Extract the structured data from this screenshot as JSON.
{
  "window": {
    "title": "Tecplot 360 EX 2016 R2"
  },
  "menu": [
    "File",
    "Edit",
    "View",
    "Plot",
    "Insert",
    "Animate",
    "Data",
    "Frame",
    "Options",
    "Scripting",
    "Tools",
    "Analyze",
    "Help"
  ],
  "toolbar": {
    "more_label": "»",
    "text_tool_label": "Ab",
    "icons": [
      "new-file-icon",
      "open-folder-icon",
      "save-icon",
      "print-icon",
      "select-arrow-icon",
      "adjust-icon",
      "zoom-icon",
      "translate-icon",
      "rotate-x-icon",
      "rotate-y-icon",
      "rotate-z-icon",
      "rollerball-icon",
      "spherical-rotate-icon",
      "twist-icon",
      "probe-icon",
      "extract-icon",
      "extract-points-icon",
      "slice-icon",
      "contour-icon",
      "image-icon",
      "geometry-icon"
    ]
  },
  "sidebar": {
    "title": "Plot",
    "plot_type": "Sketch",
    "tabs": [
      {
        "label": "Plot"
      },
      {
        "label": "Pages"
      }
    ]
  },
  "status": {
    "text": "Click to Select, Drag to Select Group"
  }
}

Description of the task: Reproduce every line of the listing above in which the string "title" appears.

The reply:
    "title": "Tecplot 360 EX 2016 R2"
    "title": "Plot",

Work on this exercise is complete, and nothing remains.